Request -
In the entries below, find every line holding the string "Central" and collect it.

[Records about charts and figures]
+++

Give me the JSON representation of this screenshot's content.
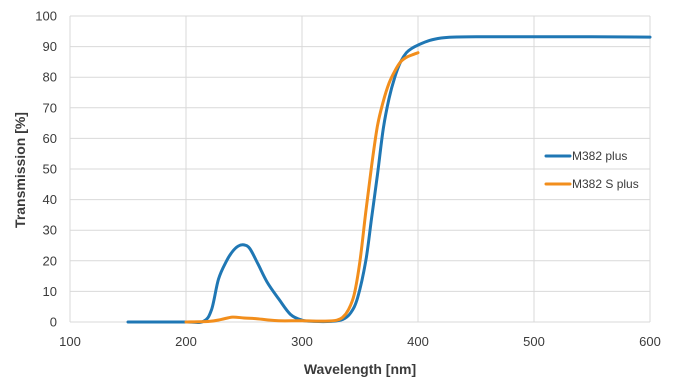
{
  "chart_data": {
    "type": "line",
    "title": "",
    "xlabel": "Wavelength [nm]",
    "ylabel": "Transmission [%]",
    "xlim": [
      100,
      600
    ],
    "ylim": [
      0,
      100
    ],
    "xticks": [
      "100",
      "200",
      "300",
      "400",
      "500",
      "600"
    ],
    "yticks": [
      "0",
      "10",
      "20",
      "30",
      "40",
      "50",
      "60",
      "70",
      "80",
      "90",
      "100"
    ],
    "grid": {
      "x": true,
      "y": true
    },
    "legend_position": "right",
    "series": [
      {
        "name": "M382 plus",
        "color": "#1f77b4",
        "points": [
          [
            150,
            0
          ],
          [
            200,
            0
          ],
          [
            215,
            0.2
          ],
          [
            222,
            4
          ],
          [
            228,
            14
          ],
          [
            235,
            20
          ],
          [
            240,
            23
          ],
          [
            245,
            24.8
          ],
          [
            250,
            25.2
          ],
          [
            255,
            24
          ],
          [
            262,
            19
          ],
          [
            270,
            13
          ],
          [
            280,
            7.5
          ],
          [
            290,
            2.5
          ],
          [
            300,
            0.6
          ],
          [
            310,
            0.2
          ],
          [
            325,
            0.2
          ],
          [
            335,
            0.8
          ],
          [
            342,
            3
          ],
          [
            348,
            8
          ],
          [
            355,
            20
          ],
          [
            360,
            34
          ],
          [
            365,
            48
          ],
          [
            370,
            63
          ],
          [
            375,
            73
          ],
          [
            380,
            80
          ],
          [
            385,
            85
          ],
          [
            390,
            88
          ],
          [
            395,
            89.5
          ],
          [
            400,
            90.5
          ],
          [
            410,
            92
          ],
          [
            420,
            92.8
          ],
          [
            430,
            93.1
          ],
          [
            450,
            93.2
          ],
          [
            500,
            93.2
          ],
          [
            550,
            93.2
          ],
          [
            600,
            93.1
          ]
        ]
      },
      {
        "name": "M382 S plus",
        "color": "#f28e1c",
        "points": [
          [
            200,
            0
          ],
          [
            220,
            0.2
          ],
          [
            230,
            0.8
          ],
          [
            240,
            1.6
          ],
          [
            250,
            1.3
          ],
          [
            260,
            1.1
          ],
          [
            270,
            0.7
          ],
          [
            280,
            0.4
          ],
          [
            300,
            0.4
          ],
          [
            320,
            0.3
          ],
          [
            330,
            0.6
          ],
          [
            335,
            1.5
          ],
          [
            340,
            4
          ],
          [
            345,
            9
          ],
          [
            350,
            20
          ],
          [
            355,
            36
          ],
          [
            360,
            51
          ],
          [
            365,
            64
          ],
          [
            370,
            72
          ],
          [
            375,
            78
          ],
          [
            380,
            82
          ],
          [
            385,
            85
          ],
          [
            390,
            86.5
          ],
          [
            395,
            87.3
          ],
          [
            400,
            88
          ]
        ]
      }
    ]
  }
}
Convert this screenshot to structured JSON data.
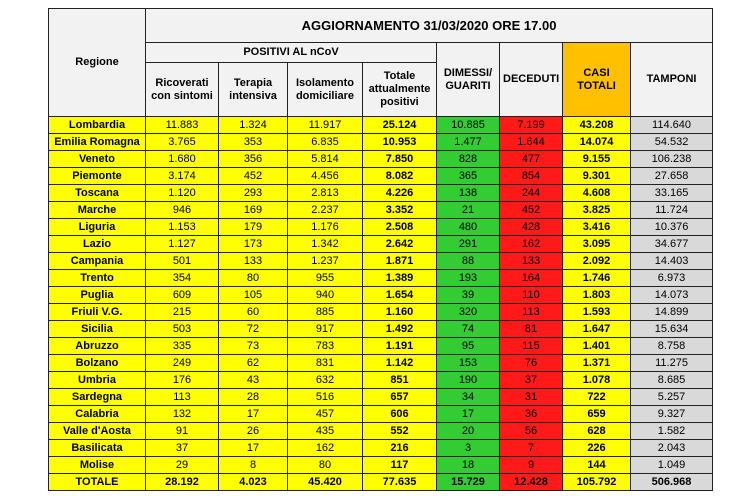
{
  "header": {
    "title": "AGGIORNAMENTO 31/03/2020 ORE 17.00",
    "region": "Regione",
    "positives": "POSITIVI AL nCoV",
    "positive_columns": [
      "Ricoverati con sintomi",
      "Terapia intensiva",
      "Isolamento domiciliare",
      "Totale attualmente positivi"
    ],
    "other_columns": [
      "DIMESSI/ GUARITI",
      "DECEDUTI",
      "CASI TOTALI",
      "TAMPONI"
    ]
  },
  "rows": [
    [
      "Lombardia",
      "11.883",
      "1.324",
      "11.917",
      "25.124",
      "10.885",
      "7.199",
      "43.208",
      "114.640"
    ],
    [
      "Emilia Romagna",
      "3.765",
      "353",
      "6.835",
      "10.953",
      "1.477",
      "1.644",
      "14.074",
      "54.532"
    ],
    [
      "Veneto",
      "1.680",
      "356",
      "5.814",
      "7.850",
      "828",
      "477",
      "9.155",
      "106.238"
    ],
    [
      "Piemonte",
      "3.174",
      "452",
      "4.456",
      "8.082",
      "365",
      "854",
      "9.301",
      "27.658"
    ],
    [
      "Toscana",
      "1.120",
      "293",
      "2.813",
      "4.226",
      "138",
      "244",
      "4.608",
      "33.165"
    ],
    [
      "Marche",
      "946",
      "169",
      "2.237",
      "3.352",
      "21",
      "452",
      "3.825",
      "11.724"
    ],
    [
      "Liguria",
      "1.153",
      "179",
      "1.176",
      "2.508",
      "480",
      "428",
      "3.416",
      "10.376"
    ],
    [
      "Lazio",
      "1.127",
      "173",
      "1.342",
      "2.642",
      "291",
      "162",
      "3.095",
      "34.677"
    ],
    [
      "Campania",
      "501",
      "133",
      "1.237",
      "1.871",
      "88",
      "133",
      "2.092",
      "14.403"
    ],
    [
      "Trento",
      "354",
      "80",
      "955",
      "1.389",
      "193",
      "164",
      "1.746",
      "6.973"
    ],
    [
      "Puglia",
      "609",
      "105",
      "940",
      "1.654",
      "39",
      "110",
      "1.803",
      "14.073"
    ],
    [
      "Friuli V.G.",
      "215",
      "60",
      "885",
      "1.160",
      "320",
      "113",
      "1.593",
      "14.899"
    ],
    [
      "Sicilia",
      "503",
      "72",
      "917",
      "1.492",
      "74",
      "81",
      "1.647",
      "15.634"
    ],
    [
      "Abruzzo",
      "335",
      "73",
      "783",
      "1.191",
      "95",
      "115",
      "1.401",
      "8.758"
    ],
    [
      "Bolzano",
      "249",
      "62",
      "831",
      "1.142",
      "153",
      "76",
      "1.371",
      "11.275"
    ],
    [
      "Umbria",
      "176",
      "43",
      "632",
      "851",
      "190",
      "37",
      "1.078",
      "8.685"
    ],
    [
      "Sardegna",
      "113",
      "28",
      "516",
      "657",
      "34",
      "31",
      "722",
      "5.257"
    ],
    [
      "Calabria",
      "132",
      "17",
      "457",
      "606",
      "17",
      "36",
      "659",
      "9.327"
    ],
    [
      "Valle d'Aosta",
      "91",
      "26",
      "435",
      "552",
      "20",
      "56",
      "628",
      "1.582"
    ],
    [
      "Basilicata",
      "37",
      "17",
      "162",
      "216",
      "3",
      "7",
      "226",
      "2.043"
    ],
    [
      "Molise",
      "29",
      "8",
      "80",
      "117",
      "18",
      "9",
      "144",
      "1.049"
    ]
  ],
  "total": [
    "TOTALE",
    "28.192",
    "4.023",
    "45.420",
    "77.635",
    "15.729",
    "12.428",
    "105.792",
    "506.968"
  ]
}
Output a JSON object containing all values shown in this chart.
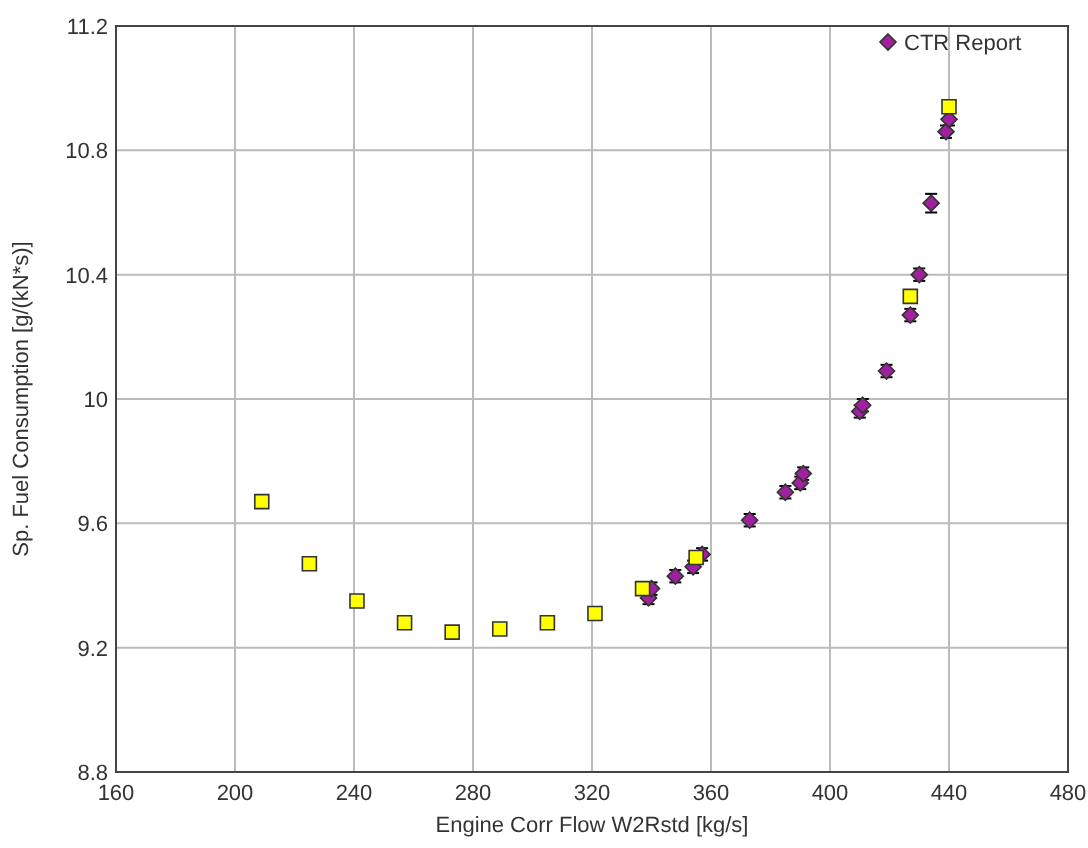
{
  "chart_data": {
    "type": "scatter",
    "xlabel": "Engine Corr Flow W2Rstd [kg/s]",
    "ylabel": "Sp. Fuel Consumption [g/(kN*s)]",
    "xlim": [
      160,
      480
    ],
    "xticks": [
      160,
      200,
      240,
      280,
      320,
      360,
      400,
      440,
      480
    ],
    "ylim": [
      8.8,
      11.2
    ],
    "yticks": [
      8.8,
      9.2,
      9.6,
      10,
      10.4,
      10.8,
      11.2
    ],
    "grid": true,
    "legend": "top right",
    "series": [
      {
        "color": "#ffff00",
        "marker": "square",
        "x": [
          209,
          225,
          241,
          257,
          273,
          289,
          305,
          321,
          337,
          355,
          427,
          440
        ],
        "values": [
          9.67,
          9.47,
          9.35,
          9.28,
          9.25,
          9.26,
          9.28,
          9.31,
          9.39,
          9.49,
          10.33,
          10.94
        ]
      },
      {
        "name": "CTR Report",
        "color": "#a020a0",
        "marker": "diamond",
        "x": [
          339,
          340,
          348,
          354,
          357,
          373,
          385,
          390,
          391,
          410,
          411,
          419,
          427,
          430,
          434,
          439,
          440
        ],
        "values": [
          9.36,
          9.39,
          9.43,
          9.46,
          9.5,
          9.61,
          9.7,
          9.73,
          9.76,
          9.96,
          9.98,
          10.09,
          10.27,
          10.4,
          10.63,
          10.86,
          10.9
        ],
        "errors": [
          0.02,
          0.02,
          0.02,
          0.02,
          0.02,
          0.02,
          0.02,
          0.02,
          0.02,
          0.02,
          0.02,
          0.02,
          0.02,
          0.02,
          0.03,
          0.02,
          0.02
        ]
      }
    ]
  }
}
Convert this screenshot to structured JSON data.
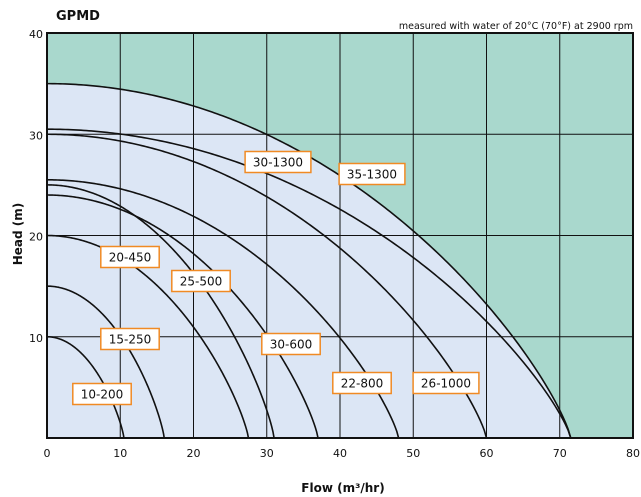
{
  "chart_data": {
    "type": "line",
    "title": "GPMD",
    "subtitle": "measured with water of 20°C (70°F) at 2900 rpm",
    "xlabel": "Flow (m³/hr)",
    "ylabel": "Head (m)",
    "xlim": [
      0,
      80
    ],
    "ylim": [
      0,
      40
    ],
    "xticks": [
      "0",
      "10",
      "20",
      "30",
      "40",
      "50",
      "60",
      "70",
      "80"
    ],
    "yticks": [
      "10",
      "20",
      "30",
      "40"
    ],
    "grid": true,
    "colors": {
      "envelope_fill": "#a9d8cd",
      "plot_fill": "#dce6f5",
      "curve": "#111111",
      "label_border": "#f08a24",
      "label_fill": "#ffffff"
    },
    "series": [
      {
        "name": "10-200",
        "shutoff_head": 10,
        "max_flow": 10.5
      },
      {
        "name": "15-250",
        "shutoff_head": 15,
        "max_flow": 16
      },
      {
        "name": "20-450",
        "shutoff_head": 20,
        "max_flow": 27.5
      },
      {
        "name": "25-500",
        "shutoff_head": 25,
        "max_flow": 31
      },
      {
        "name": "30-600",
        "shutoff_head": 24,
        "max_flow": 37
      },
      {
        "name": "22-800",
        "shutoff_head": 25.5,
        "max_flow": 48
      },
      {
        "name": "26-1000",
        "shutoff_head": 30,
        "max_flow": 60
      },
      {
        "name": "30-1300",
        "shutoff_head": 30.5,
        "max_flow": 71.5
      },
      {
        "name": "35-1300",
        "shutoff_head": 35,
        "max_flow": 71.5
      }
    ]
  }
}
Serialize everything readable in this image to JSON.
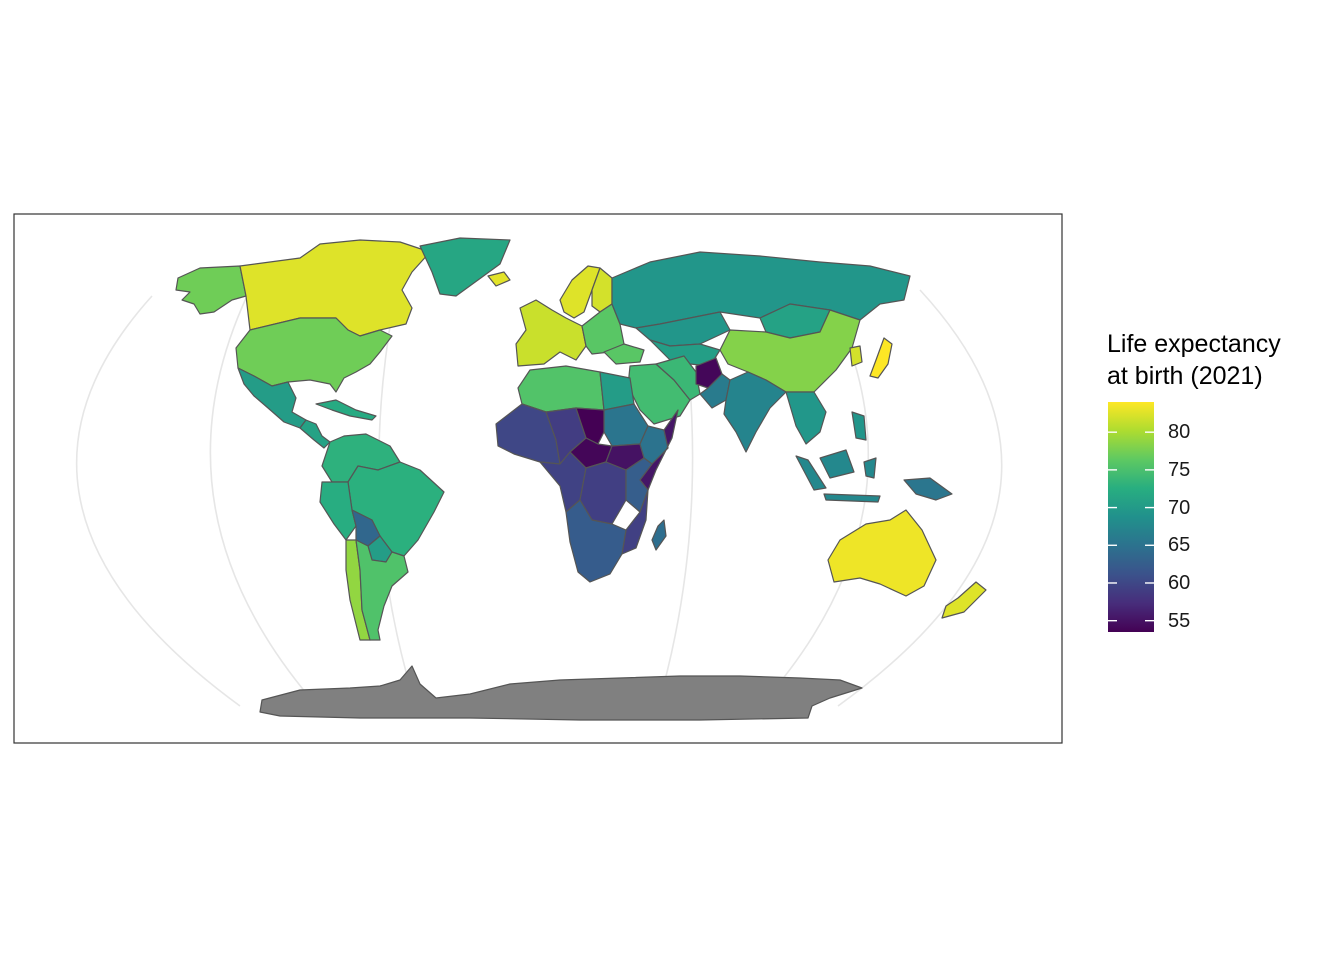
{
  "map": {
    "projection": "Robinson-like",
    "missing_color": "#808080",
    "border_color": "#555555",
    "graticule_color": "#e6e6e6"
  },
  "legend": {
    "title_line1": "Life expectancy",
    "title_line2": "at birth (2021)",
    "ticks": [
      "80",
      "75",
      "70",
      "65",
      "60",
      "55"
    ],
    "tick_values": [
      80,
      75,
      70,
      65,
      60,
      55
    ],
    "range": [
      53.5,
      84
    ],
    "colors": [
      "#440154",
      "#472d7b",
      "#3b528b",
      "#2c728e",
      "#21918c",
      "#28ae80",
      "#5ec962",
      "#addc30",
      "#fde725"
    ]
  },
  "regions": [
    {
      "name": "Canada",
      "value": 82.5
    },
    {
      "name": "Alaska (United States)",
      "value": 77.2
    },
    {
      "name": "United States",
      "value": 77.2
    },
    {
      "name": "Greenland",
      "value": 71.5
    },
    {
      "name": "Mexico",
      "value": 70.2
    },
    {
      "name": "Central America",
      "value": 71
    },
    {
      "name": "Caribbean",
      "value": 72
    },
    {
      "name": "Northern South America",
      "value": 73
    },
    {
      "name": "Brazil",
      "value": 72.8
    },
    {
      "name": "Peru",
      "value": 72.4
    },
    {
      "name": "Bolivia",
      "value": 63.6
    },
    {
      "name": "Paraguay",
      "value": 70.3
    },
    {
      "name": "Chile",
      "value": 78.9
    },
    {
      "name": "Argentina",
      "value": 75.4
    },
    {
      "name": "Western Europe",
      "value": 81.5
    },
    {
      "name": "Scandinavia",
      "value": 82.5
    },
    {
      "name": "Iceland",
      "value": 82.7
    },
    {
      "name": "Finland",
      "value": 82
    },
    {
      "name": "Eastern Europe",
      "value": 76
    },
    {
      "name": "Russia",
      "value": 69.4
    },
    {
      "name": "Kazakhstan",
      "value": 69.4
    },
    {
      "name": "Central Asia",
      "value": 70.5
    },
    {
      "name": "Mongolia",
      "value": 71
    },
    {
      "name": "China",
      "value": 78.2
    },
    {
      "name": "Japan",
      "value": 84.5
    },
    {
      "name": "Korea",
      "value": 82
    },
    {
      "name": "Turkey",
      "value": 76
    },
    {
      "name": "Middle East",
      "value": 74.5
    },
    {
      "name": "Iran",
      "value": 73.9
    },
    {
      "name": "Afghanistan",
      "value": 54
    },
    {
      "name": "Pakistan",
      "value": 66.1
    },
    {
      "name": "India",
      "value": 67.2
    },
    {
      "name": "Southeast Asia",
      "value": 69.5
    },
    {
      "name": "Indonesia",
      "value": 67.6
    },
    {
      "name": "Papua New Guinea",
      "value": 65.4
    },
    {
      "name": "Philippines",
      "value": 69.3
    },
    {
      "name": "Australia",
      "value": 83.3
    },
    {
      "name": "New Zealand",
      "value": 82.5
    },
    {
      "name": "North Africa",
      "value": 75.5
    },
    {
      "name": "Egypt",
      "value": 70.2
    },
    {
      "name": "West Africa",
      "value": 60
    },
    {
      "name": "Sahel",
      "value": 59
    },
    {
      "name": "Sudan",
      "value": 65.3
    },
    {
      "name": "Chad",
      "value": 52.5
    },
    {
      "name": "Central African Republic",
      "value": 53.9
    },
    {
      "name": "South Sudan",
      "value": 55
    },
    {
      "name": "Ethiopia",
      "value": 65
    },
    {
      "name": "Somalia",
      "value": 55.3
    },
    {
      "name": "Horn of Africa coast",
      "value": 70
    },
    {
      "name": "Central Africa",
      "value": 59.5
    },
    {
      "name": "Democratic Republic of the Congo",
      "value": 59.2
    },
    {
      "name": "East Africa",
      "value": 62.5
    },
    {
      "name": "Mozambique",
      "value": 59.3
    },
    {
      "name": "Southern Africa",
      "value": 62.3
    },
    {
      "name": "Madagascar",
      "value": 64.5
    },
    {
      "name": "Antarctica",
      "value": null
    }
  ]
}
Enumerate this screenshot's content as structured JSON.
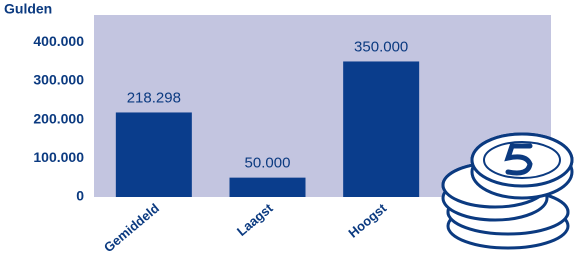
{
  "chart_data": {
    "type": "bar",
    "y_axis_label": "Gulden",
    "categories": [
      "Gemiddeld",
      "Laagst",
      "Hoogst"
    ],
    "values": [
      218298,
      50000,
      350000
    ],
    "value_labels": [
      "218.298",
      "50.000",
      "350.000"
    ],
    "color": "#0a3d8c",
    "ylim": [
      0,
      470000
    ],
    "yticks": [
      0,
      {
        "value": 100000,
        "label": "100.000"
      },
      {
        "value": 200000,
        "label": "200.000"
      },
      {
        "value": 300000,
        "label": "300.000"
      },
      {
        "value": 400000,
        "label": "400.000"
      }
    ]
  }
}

+++

Result -
      "name": "Central America",
      "name": "Central Asia",
      "name": "Central African Republic",
      "name": "Central Africa",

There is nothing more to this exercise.